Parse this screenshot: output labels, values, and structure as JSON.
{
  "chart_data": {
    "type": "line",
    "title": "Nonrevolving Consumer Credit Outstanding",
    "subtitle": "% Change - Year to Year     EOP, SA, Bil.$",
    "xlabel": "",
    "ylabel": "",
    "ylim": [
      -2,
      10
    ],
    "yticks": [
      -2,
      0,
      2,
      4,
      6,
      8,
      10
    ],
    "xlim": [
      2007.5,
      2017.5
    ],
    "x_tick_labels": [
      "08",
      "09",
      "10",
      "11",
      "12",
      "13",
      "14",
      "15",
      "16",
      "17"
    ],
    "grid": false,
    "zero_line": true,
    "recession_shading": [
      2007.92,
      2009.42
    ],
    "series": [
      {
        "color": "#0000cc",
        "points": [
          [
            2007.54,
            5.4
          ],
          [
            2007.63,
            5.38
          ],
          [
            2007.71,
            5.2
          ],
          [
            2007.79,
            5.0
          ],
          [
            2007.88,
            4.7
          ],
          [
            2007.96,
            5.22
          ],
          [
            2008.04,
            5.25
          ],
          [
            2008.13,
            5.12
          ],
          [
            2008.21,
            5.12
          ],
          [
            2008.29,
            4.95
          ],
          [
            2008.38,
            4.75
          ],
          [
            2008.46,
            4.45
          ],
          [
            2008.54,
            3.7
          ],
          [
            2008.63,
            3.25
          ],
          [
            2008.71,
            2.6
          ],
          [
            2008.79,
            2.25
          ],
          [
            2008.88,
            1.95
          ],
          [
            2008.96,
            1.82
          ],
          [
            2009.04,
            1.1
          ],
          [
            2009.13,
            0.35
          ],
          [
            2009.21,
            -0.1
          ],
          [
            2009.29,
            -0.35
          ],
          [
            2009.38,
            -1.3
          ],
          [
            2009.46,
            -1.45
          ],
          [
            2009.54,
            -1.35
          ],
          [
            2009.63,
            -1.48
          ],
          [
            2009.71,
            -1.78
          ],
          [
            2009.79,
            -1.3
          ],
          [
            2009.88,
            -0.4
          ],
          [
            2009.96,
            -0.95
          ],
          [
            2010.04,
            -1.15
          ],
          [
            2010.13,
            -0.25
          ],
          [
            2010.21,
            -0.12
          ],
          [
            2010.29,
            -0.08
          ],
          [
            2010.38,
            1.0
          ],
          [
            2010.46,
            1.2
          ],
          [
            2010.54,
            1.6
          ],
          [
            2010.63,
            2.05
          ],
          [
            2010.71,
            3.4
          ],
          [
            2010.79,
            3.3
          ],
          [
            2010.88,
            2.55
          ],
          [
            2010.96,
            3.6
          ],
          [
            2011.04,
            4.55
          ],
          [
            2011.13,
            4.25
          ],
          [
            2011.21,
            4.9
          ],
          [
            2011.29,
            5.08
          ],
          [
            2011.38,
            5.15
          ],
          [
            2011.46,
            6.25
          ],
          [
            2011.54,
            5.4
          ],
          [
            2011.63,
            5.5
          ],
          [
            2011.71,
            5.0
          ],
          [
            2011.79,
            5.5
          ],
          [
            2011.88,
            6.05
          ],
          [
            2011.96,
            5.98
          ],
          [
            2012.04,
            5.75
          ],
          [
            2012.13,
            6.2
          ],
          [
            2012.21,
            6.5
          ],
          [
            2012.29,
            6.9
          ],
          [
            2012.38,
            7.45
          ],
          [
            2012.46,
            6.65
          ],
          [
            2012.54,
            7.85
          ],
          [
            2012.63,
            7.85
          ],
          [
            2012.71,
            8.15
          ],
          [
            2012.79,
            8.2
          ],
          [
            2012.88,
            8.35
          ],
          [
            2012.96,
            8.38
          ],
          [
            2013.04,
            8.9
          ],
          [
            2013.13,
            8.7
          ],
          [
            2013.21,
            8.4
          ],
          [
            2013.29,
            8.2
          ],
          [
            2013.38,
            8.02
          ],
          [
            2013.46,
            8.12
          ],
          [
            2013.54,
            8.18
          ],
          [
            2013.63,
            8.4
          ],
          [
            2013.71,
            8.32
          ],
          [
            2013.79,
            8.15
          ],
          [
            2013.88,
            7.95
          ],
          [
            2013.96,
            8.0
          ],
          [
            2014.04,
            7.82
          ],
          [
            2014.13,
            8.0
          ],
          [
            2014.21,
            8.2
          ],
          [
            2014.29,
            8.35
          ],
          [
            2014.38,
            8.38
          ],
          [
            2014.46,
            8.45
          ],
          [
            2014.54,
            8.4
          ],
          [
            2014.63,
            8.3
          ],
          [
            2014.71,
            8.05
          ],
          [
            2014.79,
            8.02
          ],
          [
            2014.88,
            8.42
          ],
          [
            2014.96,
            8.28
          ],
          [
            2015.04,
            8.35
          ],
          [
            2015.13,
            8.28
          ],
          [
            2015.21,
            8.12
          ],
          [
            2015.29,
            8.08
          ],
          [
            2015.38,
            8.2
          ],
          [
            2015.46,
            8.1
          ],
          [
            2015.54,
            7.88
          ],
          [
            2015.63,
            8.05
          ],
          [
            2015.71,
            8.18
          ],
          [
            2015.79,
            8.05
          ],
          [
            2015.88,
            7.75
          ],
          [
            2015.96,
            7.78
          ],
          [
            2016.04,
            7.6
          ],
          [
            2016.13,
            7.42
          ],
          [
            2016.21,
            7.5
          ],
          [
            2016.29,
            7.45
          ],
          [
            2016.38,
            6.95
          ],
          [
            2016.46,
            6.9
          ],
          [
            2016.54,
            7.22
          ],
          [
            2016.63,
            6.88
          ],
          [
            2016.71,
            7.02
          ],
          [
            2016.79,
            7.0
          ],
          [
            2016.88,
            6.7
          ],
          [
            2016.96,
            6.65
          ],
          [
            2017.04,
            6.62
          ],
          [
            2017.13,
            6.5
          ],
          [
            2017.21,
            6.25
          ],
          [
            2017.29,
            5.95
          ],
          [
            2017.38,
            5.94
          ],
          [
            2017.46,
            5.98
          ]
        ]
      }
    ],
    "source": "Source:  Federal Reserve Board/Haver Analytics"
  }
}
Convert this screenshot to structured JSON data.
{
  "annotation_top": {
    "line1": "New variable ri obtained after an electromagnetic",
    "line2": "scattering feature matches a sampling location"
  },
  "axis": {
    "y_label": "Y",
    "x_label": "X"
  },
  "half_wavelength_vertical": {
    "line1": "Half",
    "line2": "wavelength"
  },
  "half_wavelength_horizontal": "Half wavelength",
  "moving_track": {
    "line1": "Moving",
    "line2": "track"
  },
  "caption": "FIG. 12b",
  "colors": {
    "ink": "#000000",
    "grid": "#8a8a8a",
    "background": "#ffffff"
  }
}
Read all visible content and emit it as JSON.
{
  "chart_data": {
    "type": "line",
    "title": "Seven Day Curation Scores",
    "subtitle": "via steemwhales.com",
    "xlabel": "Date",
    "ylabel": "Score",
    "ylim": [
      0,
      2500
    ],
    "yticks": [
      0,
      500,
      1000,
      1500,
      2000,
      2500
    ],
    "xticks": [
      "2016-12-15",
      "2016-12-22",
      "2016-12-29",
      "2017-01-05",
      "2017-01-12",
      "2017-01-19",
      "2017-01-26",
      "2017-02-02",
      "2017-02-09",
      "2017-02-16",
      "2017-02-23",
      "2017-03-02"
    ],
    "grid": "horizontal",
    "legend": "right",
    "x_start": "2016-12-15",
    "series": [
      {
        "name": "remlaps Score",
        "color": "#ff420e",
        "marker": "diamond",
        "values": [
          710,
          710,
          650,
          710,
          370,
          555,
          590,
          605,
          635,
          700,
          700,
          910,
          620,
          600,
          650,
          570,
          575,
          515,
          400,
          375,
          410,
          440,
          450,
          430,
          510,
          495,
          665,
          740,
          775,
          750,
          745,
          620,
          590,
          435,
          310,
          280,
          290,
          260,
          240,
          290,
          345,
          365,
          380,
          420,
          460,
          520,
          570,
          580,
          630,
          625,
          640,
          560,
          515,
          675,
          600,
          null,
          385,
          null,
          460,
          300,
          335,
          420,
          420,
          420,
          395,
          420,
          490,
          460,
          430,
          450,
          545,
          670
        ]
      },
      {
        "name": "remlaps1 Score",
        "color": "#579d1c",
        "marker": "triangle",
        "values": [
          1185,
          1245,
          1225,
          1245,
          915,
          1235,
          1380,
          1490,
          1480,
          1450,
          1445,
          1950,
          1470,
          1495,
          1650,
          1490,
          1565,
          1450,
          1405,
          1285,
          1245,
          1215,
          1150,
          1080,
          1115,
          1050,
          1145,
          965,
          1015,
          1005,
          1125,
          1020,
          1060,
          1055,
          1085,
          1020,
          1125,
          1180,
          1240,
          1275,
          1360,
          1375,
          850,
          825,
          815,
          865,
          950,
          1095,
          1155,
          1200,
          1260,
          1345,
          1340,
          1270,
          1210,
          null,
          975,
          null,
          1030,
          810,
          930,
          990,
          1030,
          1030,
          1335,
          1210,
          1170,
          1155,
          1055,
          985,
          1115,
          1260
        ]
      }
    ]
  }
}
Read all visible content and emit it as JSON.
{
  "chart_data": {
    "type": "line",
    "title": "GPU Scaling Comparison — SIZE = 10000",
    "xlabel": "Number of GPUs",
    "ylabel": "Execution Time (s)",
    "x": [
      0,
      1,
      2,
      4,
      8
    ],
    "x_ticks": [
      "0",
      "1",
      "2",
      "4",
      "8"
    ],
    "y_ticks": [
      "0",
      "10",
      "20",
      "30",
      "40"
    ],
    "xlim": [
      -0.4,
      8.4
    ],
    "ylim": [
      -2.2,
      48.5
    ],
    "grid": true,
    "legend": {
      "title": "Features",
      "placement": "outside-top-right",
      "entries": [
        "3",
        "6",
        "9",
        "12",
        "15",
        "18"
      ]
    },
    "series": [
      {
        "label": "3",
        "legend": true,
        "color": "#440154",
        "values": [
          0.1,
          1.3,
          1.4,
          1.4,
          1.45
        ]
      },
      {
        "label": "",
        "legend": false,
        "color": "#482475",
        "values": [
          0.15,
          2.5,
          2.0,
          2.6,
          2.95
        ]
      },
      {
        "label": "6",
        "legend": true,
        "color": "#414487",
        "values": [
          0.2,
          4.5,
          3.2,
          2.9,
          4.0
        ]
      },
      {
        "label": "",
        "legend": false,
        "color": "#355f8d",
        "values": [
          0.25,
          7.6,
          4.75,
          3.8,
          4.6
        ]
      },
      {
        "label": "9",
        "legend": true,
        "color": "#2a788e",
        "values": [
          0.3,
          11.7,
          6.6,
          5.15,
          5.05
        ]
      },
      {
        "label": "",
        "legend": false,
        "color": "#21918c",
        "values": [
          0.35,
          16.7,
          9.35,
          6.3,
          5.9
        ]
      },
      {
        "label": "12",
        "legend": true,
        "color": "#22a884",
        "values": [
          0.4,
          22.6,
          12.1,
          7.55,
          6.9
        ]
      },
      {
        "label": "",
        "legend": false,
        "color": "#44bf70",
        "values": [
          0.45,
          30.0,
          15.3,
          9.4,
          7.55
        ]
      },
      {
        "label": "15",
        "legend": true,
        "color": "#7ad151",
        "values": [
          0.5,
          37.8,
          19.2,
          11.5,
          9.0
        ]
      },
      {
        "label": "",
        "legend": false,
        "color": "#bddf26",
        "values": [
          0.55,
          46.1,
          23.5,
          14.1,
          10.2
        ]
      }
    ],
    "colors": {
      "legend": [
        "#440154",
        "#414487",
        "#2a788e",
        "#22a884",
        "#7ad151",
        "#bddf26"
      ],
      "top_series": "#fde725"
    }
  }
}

▸ Task to carry out
What is the number of lines holding the word "right"? State it alone.

▸ Exercise response
2